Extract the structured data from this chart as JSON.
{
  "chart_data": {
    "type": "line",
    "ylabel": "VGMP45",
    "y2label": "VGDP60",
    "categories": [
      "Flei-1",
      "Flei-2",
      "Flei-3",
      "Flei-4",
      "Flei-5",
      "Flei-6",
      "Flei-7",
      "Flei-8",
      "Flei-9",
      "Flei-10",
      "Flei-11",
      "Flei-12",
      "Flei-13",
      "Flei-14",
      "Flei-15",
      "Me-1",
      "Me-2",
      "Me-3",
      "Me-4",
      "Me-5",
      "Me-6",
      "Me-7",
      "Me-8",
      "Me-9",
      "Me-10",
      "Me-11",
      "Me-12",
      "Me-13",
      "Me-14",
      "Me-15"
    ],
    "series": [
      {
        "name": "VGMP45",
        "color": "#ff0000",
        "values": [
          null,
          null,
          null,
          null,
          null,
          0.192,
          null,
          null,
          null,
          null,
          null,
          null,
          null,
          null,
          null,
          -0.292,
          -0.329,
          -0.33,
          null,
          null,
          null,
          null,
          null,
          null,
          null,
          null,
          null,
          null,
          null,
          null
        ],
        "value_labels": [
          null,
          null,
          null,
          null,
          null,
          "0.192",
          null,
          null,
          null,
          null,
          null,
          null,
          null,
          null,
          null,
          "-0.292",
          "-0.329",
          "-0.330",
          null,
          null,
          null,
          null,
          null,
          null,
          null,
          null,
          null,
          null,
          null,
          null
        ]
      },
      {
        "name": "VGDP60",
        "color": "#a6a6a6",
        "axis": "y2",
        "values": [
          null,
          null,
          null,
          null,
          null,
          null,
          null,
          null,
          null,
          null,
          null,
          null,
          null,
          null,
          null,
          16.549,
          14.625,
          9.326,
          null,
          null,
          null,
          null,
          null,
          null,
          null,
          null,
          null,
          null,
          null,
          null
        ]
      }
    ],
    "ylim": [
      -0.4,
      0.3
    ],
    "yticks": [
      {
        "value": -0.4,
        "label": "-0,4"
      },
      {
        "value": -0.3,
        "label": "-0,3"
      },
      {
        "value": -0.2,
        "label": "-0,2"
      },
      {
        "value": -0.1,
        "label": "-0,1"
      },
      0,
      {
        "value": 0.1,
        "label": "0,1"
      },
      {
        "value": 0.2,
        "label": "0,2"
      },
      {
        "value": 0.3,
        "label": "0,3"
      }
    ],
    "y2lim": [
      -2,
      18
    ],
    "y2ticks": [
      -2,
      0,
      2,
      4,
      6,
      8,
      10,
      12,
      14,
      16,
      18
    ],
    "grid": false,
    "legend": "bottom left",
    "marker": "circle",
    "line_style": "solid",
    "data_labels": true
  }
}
* * * * * * * * *
Exercise instructions: Reproduce the data, keeping every line exactly the same.

Solved problem:
Extract the structured data from this chart as JSON.
{
  "chart_data": {
    "type": "line",
    "ylabel": "VGMP45",
    "y2label": "VGDP60",
    "categories": [
      "Flei-1",
      "Flei-2",
      "Flei-3",
      "Flei-4",
      "Flei-5",
      "Flei-6",
      "Flei-7",
      "Flei-8",
      "Flei-9",
      "Flei-10",
      "Flei-11",
      "Flei-12",
      "Flei-13",
      "Flei-14",
      "Flei-15",
      "Me-1",
      "Me-2",
      "Me-3",
      "Me-4",
      "Me-5",
      "Me-6",
      "Me-7",
      "Me-8",
      "Me-9",
      "Me-10",
      "Me-11",
      "Me-12",
      "Me-13",
      "Me-14",
      "Me-15"
    ],
    "series": [
      {
        "name": "VGMP45",
        "color": "#ff0000",
        "values": [
          null,
          null,
          null,
          null,
          null,
          0.192,
          null,
          null,
          null,
          null,
          null,
          null,
          null,
          null,
          null,
          -0.292,
          -0.329,
          -0.33,
          null,
          null,
          null,
          null,
          null,
          null,
          null,
          null,
          null,
          null,
          null,
          null
        ],
        "value_labels": [
          null,
          null,
          null,
          null,
          null,
          "0.192",
          null,
          null,
          null,
          null,
          null,
          null,
          null,
          null,
          null,
          "-0.292",
          "-0.329",
          "-0.330",
          null,
          null,
          null,
          null,
          null,
          null,
          null,
          null,
          null,
          null,
          null,
          null
        ]
      },
      {
        "name": "VGDP60",
        "color": "#a6a6a6",
        "axis": "y2",
        "values": [
          null,
          null,
          null,
          null,
          null,
          null,
          null,
          null,
          null,
          null,
          null,
          null,
          null,
          null,
          null,
          16.549,
          14.625,
          9.326,
          null,
          null,
          null,
          null,
          null,
          null,
          null,
          null,
          null,
          null,
          null,
          null
        ]
      }
    ],
    "ylim": [
      -0.4,
      0.3
    ],
    "yticks": [
      {
        "value": -0.4,
        "label": "-0,4"
      },
      {
        "value": -0.3,
        "label": "-0,3"
      },
      {
        "value": -0.2,
        "label": "-0,2"
      },
      {
        "value": -0.1,
        "label": "-0,1"
      },
      0,
      {
        "value": 0.1,
        "label": "0,1"
      },
      {
        "value": 0.2,
        "label": "0,2"
      },
      {
        "value": 0.3,
        "label": "0,3"
      }
    ],
    "y2lim": [
      -2,
      18
    ],
    "y2ticks": [
      -2,
      0,
      2,
      4,
      6,
      8,
      10,
      12,
      14,
      16,
      18
    ],
    "grid": false,
    "legend": "bottom left",
    "marker": "circle",
    "line_style": "solid",
    "data_labels": true
  }
}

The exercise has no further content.